- SET EXERCISE -
Go through the data below. Pull out every line that has the word "同比明显回落".

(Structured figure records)
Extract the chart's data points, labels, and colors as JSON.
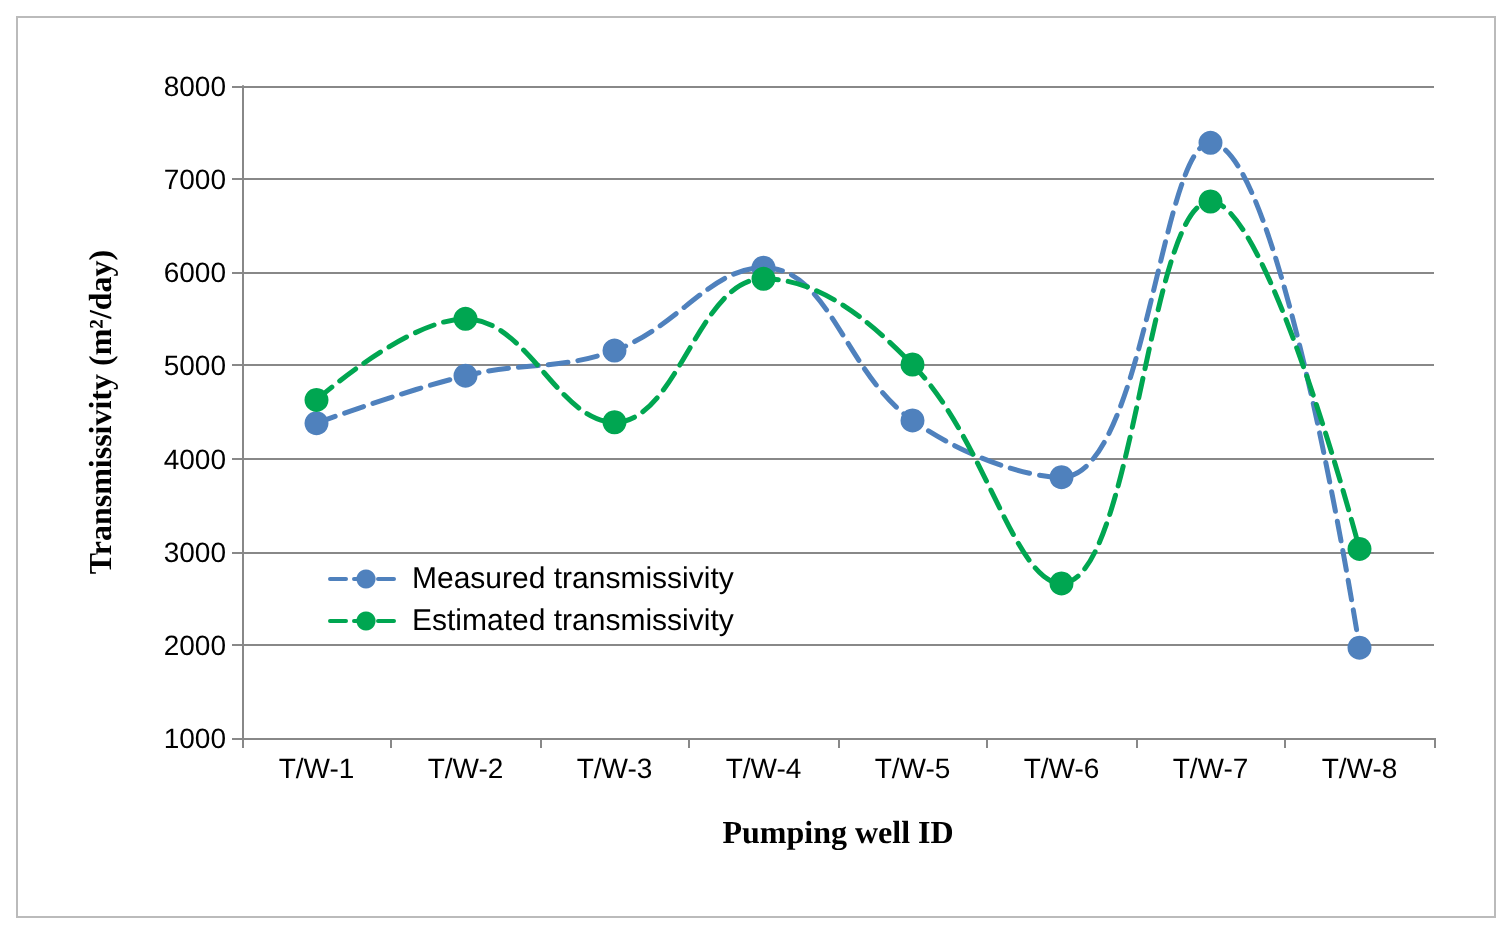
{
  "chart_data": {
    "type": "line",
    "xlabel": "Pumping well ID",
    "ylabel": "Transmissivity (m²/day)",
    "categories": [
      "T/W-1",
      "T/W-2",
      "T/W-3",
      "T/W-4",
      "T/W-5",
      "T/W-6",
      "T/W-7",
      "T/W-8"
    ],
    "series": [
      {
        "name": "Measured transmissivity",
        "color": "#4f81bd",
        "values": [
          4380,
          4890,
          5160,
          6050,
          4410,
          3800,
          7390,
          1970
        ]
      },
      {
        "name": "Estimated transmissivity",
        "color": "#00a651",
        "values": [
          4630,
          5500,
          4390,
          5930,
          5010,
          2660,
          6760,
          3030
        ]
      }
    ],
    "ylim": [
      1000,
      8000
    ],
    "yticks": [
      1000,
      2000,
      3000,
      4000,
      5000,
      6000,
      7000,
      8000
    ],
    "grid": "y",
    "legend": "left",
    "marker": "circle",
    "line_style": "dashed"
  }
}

---

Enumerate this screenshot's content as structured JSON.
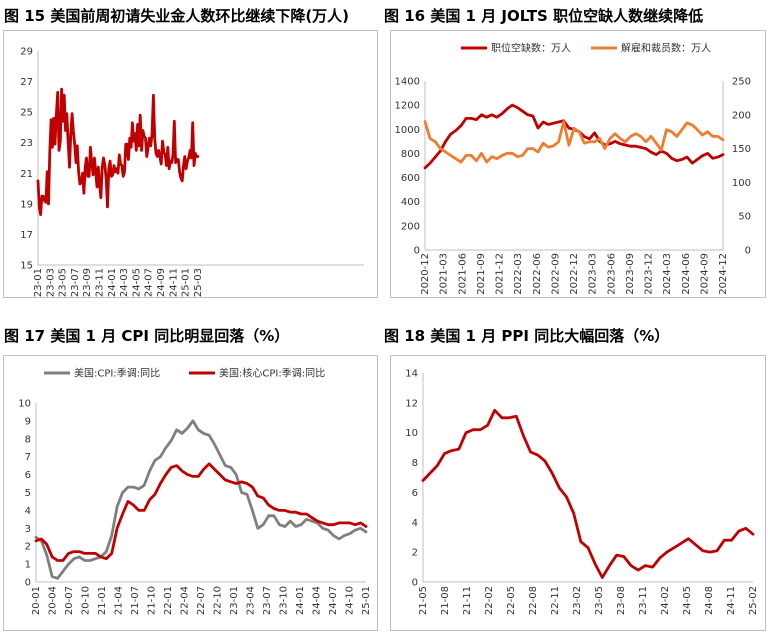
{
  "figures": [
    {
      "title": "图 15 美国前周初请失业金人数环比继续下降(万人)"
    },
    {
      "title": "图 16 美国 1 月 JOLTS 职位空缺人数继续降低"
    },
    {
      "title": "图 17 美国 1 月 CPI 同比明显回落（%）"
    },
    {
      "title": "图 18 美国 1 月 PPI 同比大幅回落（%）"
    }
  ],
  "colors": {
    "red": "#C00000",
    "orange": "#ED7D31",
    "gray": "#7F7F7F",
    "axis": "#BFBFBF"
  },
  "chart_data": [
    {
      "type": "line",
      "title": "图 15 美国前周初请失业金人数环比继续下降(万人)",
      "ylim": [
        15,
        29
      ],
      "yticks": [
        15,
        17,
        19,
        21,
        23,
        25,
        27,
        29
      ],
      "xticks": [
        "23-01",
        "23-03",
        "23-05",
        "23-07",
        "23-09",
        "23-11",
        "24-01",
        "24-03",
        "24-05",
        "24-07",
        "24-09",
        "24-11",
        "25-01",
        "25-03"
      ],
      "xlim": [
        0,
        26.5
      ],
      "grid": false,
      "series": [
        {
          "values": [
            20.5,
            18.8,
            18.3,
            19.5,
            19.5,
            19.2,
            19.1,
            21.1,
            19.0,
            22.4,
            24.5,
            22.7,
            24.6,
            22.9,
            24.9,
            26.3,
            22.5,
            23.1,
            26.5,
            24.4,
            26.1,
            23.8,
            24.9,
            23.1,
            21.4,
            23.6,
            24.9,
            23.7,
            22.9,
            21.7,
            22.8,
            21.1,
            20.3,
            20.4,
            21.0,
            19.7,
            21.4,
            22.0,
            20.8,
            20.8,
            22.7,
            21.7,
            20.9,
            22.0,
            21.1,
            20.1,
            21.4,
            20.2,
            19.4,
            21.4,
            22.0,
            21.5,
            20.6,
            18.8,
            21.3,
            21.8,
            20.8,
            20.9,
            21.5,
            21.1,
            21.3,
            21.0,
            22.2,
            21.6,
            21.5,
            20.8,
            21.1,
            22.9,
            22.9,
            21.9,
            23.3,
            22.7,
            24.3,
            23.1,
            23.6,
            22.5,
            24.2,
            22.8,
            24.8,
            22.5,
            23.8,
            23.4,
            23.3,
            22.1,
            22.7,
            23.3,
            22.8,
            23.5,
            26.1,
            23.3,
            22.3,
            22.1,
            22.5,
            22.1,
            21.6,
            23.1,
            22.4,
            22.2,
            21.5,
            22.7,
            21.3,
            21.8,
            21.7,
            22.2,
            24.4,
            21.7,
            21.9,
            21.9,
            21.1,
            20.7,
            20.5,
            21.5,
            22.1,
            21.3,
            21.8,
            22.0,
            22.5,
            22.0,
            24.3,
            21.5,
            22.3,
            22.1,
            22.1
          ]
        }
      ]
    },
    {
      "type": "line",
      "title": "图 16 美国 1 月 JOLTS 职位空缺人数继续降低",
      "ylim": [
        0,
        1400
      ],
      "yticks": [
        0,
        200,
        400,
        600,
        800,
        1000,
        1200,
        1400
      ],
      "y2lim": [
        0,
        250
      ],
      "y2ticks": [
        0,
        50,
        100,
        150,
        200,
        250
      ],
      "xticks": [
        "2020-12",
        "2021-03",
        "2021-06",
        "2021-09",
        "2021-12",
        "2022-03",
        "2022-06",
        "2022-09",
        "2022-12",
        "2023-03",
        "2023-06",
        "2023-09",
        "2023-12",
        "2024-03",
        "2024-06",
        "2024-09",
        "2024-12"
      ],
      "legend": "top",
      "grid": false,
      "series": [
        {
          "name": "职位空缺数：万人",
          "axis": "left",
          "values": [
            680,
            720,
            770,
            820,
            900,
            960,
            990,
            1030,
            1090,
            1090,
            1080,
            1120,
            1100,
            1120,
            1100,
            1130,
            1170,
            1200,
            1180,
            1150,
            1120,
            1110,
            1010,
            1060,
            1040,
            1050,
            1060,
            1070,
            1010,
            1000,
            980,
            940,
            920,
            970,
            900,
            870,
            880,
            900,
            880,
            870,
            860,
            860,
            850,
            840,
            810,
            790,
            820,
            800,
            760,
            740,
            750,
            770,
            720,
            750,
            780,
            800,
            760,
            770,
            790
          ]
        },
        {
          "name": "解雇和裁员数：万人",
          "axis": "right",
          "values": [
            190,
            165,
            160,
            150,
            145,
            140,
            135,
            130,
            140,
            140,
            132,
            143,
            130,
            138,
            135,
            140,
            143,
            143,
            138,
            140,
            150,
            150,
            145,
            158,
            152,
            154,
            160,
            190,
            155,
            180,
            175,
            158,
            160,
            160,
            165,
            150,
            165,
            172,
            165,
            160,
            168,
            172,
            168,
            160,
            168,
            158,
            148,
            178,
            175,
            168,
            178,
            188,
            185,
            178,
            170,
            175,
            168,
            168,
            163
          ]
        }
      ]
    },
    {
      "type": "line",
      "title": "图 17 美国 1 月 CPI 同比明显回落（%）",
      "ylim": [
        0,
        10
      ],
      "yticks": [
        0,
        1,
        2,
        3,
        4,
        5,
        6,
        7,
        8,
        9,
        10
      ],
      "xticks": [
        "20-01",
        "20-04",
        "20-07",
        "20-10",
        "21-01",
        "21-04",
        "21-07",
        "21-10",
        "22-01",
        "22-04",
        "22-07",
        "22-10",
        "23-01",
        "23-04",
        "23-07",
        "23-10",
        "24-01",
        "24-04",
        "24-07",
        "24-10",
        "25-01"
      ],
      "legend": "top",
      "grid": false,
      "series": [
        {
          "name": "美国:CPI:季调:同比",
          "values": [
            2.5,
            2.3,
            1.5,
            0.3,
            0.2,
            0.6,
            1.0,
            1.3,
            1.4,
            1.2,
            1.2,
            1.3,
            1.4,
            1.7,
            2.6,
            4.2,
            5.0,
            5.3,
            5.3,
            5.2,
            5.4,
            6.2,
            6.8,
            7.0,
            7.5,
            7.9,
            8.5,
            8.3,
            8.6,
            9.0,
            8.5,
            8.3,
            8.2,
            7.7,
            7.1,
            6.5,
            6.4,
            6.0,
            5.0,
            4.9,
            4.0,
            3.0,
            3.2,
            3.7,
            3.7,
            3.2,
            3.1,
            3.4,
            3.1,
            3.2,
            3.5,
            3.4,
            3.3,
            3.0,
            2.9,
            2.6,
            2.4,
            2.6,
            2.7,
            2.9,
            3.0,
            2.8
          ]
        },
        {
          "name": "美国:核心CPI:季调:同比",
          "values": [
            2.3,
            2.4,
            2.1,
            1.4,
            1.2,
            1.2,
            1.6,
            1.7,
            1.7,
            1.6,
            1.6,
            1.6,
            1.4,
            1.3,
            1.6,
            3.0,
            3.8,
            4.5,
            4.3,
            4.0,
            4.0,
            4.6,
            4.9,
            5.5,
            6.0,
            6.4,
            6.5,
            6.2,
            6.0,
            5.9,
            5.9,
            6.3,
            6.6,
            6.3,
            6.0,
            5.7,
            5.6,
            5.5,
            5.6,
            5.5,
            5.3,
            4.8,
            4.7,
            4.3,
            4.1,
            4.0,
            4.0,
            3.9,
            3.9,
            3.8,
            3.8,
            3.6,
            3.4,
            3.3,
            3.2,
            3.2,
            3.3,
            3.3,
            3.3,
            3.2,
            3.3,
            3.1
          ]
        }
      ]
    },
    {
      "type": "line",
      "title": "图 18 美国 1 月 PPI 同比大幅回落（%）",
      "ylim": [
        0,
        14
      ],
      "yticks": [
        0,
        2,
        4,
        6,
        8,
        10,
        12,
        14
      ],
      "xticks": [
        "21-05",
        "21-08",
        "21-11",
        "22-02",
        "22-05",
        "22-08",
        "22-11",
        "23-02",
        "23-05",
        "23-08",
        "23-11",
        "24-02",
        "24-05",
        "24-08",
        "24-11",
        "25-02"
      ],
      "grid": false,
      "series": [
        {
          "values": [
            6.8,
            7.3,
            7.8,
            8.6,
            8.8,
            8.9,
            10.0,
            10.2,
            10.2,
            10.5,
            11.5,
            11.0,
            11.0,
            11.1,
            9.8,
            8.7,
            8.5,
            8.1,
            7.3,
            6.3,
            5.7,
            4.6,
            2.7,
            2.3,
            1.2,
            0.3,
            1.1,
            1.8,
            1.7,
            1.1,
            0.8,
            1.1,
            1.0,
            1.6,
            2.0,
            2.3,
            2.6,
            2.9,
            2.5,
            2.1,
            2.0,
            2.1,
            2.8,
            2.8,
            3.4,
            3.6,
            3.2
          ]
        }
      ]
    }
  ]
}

- ANSWER TO THE TASK -
      "title": "图 17 美国 1 月 CPI 同比明显回落（%）"
      "title": "图 17 美国 1 月 CPI 同比明显回落（%）",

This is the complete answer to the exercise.